> _TASK MATERIAL_:

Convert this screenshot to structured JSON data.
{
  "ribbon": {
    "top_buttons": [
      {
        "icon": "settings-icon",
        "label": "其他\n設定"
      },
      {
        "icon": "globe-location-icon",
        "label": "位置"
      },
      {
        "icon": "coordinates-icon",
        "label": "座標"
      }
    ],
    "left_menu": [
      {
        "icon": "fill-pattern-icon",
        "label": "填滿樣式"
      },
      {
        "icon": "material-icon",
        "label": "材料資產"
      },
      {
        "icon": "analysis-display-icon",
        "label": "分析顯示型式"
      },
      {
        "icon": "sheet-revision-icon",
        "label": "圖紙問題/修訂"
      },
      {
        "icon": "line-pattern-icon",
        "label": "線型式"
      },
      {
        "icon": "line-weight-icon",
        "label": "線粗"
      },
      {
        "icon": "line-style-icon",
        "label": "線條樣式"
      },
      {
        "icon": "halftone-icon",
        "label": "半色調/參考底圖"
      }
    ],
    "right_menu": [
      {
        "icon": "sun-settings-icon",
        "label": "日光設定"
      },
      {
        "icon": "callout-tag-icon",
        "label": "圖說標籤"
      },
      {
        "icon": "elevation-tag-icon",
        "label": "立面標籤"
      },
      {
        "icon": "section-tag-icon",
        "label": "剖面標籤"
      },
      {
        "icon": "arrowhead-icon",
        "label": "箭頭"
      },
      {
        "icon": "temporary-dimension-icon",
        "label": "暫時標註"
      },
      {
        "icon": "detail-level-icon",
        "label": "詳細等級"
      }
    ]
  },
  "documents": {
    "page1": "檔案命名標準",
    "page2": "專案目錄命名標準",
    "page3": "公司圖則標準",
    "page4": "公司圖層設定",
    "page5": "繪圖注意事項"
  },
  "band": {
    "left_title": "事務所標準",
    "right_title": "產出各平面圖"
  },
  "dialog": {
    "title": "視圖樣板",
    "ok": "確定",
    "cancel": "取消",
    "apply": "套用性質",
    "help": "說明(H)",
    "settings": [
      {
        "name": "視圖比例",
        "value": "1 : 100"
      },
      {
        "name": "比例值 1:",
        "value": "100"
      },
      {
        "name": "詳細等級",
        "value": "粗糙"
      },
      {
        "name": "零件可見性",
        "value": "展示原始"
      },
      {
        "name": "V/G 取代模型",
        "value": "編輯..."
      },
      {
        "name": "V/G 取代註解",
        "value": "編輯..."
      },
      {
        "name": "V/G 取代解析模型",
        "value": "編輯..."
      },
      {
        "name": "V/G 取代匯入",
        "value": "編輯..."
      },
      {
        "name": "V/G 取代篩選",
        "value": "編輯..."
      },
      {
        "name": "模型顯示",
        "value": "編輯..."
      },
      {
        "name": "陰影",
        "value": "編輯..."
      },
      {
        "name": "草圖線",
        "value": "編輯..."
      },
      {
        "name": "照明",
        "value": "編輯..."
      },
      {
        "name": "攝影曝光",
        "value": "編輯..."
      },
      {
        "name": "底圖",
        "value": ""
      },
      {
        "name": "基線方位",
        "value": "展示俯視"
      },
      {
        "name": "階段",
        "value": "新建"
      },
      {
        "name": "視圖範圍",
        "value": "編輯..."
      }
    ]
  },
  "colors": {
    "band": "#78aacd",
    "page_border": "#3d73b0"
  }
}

> _EXERCISE DIRECTIONS_:
Work through the records above line by line and count those that hold the string "settings". Give only the result.

> _CORRECT ANSWER_:
3